● **Texto de la página**

Terminaba mi artículo anterior señalando la responsabilidad que tenemos como padres y madres, como educadores, como sociedad, frente al tiempo que nuestros hijos y alumnos permanecen frente a las pantallas. Que ellos tengan sus ojos clavados en un dispositivo mientras los adultos miramos hacia otro lado, no parece una buena señal.
El cruce de Shibuya en Tokyo, es uno de los lugares más famosos de Japón. Ubicado delante de la estación de Shibuya, es conocido por ser el paso más poblado del mundo, se calcula que alrededor de un millón de personas lo cruzan diariamente. Lo pueden transitar hasta 3.000 personas al mismo tiempo cada vez que se activa la luz del semáforo para peatones. En los 47 segundos que dura la luz verde se observa desde arriba un efervescente hormigueo de peatones, que se mueve en todas las direcciones. Pero lo que más sorprendió a Howard Rheingold, estudioso de las redes sociales y comunidades online, fue que la mayoría de los peatones bajaban la cabeza porque estaban pendientes de sus pantallas.

● **Datos proporcionados**
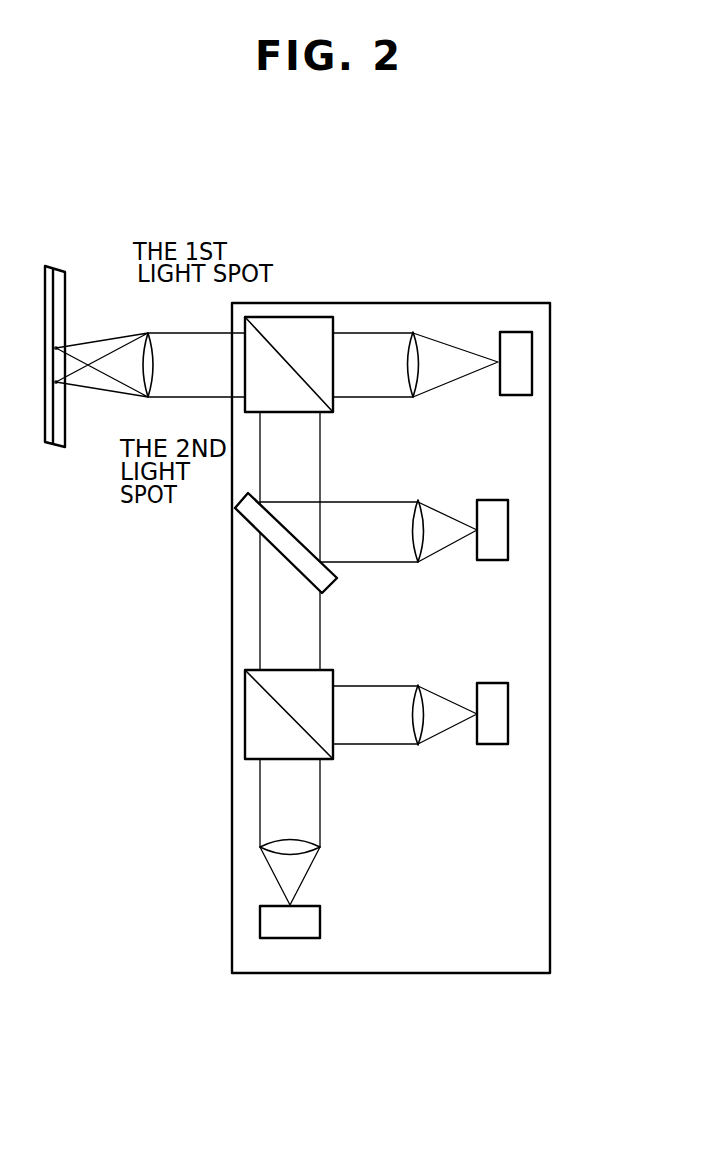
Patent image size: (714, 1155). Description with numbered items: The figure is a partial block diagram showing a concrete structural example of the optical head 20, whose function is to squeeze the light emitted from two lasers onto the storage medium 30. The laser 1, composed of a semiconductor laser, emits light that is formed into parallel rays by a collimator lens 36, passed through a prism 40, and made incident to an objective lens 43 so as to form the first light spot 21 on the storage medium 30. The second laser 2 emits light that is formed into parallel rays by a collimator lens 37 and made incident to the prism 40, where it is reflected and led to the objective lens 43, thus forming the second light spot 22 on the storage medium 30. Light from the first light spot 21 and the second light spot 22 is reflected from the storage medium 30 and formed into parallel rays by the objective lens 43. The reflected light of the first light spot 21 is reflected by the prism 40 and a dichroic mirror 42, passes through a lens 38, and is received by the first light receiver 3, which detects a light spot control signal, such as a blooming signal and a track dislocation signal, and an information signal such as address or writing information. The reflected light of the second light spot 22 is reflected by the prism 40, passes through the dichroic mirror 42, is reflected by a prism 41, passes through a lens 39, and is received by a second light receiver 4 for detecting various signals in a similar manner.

● **Completa lo siguiente**
**1)** Según el artículo sobre las pantallas, ¿cuántos segundos dura la luz verde en el cruce de Shibuya?
**2)** Prosigue el artículo sobre las pantallas desde donde termina.

● **Resultados**
**1)** 47 segundos.

**2)**
Decenas de llamadas se activan en nuestro escritorio, lo que obliga a repartir nuestra escasa atención en varios focos. La distracción no tiene pausa, las pantallas exigen una lectura aérea, que brinca de zona en zona, siguiendo los patrones que el diseño web ha marcado
En el estudio referenciado, se observa que apenas un 30% de los padres establecen normas en el uso de las tecnologías que nos ocupan, un 24% limitan el horario, y un 13,2% lo hacen con el acceso a determinados contenidos. Que los progenitores pongan normas no indica que disminuyan el uso problemático, pero reduce los riesgos. Con la medianoche sin horarios y sin límites, se triplican las tasas de peligro en su uso.
Nunca ha sido fácil para los padres poner normas, pero la educación de los hijos y en particular en la adolescencia, algo que convendrán conmigo los padres y madres que estén leyendo estas líneas, son hoy mucho más complejas de lo que fueron cuando ellos eran adolescentes. Que una de cada cuatro discusiones en la familia esté relacionada con el uso de la tecnología dice bastante de lo incómodo, y en particular del desgaste que supone ser padre normativo y a contracorriente de la mayoría.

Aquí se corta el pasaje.